Job:
Reproduce each record exactly.

-- start --

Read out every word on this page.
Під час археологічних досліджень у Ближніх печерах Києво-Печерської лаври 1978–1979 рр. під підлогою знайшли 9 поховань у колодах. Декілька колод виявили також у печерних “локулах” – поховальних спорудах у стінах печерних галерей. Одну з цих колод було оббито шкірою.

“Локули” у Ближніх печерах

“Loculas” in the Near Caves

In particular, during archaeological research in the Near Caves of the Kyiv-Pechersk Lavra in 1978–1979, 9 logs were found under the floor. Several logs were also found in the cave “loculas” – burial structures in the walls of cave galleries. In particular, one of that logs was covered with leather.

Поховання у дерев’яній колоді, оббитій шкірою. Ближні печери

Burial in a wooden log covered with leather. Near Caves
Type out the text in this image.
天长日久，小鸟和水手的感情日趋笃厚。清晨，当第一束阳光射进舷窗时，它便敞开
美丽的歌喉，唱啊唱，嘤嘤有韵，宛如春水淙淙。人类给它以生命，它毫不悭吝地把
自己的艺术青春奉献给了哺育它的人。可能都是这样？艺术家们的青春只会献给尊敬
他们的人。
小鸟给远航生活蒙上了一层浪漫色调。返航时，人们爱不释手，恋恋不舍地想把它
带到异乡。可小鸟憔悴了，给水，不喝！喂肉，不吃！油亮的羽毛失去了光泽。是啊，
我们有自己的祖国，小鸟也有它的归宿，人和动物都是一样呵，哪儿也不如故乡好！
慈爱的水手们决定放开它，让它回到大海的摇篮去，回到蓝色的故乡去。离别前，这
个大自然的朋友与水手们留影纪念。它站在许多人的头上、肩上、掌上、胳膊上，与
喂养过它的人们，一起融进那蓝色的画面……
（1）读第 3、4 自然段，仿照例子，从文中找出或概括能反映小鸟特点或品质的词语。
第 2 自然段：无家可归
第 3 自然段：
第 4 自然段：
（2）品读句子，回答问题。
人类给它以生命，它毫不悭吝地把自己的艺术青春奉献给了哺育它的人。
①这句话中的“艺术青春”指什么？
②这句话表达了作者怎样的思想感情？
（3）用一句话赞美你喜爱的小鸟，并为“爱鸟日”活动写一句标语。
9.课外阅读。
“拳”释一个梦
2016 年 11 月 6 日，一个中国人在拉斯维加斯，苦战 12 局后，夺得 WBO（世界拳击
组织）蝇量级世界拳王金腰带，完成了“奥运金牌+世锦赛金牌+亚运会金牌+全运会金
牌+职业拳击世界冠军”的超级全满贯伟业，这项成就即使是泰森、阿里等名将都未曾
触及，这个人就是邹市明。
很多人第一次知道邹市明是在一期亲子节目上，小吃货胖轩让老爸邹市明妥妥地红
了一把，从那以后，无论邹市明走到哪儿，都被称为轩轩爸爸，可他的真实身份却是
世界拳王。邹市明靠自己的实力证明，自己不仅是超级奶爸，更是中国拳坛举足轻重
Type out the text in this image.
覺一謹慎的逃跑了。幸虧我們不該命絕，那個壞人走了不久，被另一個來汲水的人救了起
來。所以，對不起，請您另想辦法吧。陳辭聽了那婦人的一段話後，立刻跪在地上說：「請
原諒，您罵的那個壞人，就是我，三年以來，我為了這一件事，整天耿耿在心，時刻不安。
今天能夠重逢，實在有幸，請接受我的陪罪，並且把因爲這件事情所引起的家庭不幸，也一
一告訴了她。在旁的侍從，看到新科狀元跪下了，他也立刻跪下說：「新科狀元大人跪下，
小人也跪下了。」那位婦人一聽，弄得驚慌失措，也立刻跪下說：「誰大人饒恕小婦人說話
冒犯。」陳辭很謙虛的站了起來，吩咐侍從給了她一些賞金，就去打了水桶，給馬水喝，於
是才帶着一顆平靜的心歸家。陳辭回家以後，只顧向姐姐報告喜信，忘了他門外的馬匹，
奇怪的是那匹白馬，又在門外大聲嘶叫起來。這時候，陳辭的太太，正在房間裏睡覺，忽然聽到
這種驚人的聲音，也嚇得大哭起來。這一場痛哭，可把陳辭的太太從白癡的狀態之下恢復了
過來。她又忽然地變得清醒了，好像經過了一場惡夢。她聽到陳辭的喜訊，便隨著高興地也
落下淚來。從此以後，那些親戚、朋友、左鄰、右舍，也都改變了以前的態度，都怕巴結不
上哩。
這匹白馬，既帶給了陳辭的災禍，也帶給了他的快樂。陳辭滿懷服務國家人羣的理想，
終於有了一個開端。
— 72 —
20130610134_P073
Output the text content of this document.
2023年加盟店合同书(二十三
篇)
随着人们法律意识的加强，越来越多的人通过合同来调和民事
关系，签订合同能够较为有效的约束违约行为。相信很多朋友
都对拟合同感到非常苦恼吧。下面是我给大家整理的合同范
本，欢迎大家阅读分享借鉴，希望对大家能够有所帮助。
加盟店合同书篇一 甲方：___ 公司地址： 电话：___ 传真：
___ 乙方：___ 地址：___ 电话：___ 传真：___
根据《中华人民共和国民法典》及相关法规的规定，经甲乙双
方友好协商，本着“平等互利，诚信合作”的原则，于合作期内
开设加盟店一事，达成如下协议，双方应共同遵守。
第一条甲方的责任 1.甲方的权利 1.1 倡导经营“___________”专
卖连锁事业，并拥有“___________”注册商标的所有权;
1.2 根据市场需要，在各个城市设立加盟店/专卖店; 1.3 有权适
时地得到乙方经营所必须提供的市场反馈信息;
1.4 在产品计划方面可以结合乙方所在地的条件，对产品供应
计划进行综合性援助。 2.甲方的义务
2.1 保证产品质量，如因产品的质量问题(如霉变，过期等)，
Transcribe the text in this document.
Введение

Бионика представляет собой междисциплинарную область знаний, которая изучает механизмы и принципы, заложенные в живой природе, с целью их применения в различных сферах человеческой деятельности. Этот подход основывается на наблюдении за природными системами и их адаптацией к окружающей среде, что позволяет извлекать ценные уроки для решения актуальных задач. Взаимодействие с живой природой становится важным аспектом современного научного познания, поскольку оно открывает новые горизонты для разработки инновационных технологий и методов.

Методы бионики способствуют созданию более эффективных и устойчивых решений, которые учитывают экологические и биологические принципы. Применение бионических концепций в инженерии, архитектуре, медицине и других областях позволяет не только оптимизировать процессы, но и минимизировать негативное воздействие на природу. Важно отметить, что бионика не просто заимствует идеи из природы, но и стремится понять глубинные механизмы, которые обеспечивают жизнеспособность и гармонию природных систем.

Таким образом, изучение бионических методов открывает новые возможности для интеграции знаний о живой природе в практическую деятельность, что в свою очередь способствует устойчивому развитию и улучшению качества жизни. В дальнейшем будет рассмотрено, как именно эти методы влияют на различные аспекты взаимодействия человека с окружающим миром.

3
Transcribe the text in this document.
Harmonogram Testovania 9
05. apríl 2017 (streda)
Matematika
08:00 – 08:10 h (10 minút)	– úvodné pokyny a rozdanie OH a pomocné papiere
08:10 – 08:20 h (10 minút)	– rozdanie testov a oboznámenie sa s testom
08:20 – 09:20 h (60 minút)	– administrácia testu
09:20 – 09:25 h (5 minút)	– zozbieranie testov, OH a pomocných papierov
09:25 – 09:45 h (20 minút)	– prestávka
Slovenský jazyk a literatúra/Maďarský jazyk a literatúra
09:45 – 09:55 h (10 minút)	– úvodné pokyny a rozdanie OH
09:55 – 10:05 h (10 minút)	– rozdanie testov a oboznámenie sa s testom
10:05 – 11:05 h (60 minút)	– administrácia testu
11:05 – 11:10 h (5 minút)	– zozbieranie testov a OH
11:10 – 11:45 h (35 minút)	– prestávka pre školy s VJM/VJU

-- end --

Solution for this problem:
Read out every word on this page.
Під час археологічних досліджень у Ближніх печерах Києво-Печерської лаври 1978–1979 рр. під підлогою знайшли 9 поховань у колодах. Декілька колод виявили також у печерних “локулах” – поховальних спорудах у стінах печерних галерей. Одну з цих колод було оббито шкірою.

“Локули” у Ближніх печерах

“Loculas” in the Near Caves

In particular, during archaeological research in the Near Caves of the Kyiv-Pechersk Lavra in 1978–1979, 9 logs were found under the floor. Several logs were also found in the cave “loculas” – burial structures in the walls of cave galleries. In particular, one of that logs was covered with leather.

Поховання у дерев’яній колоді, оббитій шкірою. Ближні печери

Burial in a wooden log covered with leather. Near Caves
Type out the text in this image.
天长日久，小鸟和水手的感情日趋笃厚。清晨，当第一束阳光射进舷窗时，它便敞开
美丽的歌喉，唱啊唱，嘤嘤有韵，宛如春水淙淙。人类给它以生命，它毫不悭吝地把
自己的艺术青春奉献给了哺育它的人。可能都是这样？艺术家们的青春只会献给尊敬
他们的人。
小鸟给远航生活蒙上了一层浪漫色调。返航时，人们爱不释手，恋恋不舍地想把它
带到异乡。可小鸟憔悴了，给水，不喝！喂肉，不吃！油亮的羽毛失去了光泽。是啊，
我们有自己的祖国，小鸟也有它的归宿，人和动物都是一样呵，哪儿也不如故乡好！
慈爱的水手们决定放开它，让它回到大海的摇篮去，回到蓝色的故乡去。离别前，这
个大自然的朋友与水手们留影纪念。它站在许多人的头上、肩上、掌上、胳膊上，与
喂养过它的人们，一起融进那蓝色的画面……
（1）读第 3、4 自然段，仿照例子，从文中找出或概括能反映小鸟特点或品质的词语。
第 2 自然段：无家可归
第 3 自然段：
第 4 自然段：
（2）品读句子，回答问题。
人类给它以生命，它毫不悭吝地把自己的艺术青春奉献给了哺育它的人。
①这句话中的“艺术青春”指什么？
②这句话表达了作者怎样的思想感情？
（3）用一句话赞美你喜爱的小鸟，并为“爱鸟日”活动写一句标语。
9.课外阅读。
“拳”释一个梦
2016 年 11 月 6 日，一个中国人在拉斯维加斯，苦战 12 局后，夺得 WBO（世界拳击
组织）蝇量级世界拳王金腰带，完成了“奥运金牌+世锦赛金牌+亚运会金牌+全运会金
牌+职业拳击世界冠军”的超级全满贯伟业，这项成就即使是泰森、阿里等名将都未曾
触及，这个人就是邹市明。
很多人第一次知道邹市明是在一期亲子节目上，小吃货胖轩让老爸邹市明妥妥地红
了一把，从那以后，无论邹市明走到哪儿，都被称为轩轩爸爸，可他的真实身份却是
世界拳王。邹市明靠自己的实力证明，自己不仅是超级奶爸，更是中国拳坛举足轻重
Type out the text in this image.
覺一謹慎的逃跑了。幸虧我們不該命絕，那個壞人走了不久，被另一個來汲水的人救了起
來。所以，對不起，請您另想辦法吧。陳辭聽了那婦人的一段話後，立刻跪在地上說：「請
原諒，您罵的那個壞人，就是我，三年以來，我為了這一件事，整天耿耿在心，時刻不安。
今天能夠重逢，實在有幸，請接受我的陪罪，並且把因爲這件事情所引起的家庭不幸，也一
一告訴了她。在旁的侍從，看到新科狀元跪下了，他也立刻跪下說：「新科狀元大人跪下，
小人也跪下了。」那位婦人一聽，弄得驚慌失措，也立刻跪下說：「誰大人饒恕小婦人說話
冒犯。」陳辭很謙虛的站了起來，吩咐侍從給了她一些賞金，就去打了水桶，給馬水喝，於
是才帶着一顆平靜的心歸家。陳辭回家以後，只顧向姐姐報告喜信，忘了他門外的馬匹，
奇怪的是那匹白馬，又在門外大聲嘶叫起來。這時候，陳辭的太太，正在房間裏睡覺，忽然聽到
這種驚人的聲音，也嚇得大哭起來。這一場痛哭，可把陳辭的太太從白癡的狀態之下恢復了
過來。她又忽然地變得清醒了，好像經過了一場惡夢。她聽到陳辭的喜訊，便隨著高興地也
落下淚來。從此以後，那些親戚、朋友、左鄰、右舍，也都改變了以前的態度，都怕巴結不
上哩。
這匹白馬，既帶給了陳辭的災禍，也帶給了他的快樂。陳辭滿懷服務國家人羣的理想，
終於有了一個開端。
— 72 —
20130610134_P073
Output the text content of this document.
2023年加盟店合同书(二十三
篇)
随着人们法律意识的加强，越来越多的人通过合同来调和民事
关系，签订合同能够较为有效的约束违约行为。相信很多朋友
都对拟合同感到非常苦恼吧。下面是我给大家整理的合同范
本，欢迎大家阅读分享借鉴，希望对大家能够有所帮助。
加盟店合同书篇一 甲方：___ 公司地址： 电话：___ 传真：
___ 乙方：___ 地址：___ 电话：___ 传真：___
根据《中华人民共和国民法典》及相关法规的规定，经甲乙双
方友好协商，本着“平等互利，诚信合作”的原则，于合作期内
开设加盟店一事，达成如下协议，双方应共同遵守。
第一条甲方的责任 1.甲方的权利 1.1 倡导经营“___________”专
卖连锁事业，并拥有“___________”注册商标的所有权;
1.2 根据市场需要，在各个城市设立加盟店/专卖店; 1.3 有权适
时地得到乙方经营所必须提供的市场反馈信息;
1.4 在产品计划方面可以结合乙方所在地的条件，对产品供应
计划进行综合性援助。 2.甲方的义务
2.1 保证产品质量，如因产品的质量问题(如霉变，过期等)，
Transcribe the text in this document.
Введение

Бионика представляет собой междисциплинарную область знаний, которая изучает механизмы и принципы, заложенные в живой природе, с целью их применения в различных сферах человеческой деятельности. Этот подход основывается на наблюдении за природными системами и их адаптацией к окружающей среде, что позволяет извлекать ценные уроки для решения актуальных задач. Взаимодействие с живой природой становится важным аспектом современного научного познания, поскольку оно открывает новые горизонты для разработки инновационных технологий и методов.

Методы бионики способствуют созданию более эффективных и устойчивых решений, которые учитывают экологические и биологические принципы. Применение бионических концепций в инженерии, архитектуре, медицине и других областях позволяет не только оптимизировать процессы, но и минимизировать негативное воздействие на природу. Важно отметить, что бионика не просто заимствует идеи из природы, но и стремится понять глубинные механизмы, которые обеспечивают жизнеспособность и гармонию природных систем.

Таким образом, изучение бионических методов открывает новые возможности для интеграции знаний о живой природе в практическую деятельность, что в свою очередь способствует устойчивому развитию и улучшению качества жизни. В дальнейшем будет рассмотрено, как именно эти методы влияют на различные аспекты взаимодействия человека с окружающим миром.

3
Transcribe the text in this document.
Harmonogram Testovania 9
05. apríl 2017 (streda)
Matematika
08:00 – 08:10 h (10 minút)	– úvodné pokyny a rozdanie OH a pomocné papiere
08:10 – 08:20 h (10 minút)	– rozdanie testov a oboznámenie sa s testom
08:20 – 09:20 h (60 minút)	– administrácia testu
09:20 – 09:25 h (5 minút)	– zozbieranie testov, OH a pomocných papierov
09:25 – 09:45 h (20 minút)	– prestávka
Slovenský jazyk a literatúra/Maďarský jazyk a literatúra
09:45 – 09:55 h (10 minút)	– úvodné pokyny a rozdanie OH
09:55 – 10:05 h (10 minút)	– rozdanie testov a oboznámenie sa s testom
10:05 – 11:05 h (60 minút)	– administrácia testu
11:05 – 11:10 h (5 minút)	– zozbieranie testov a OH
11:10 – 11:45 h (35 minút)	– prestávka pre školy s VJM/VJU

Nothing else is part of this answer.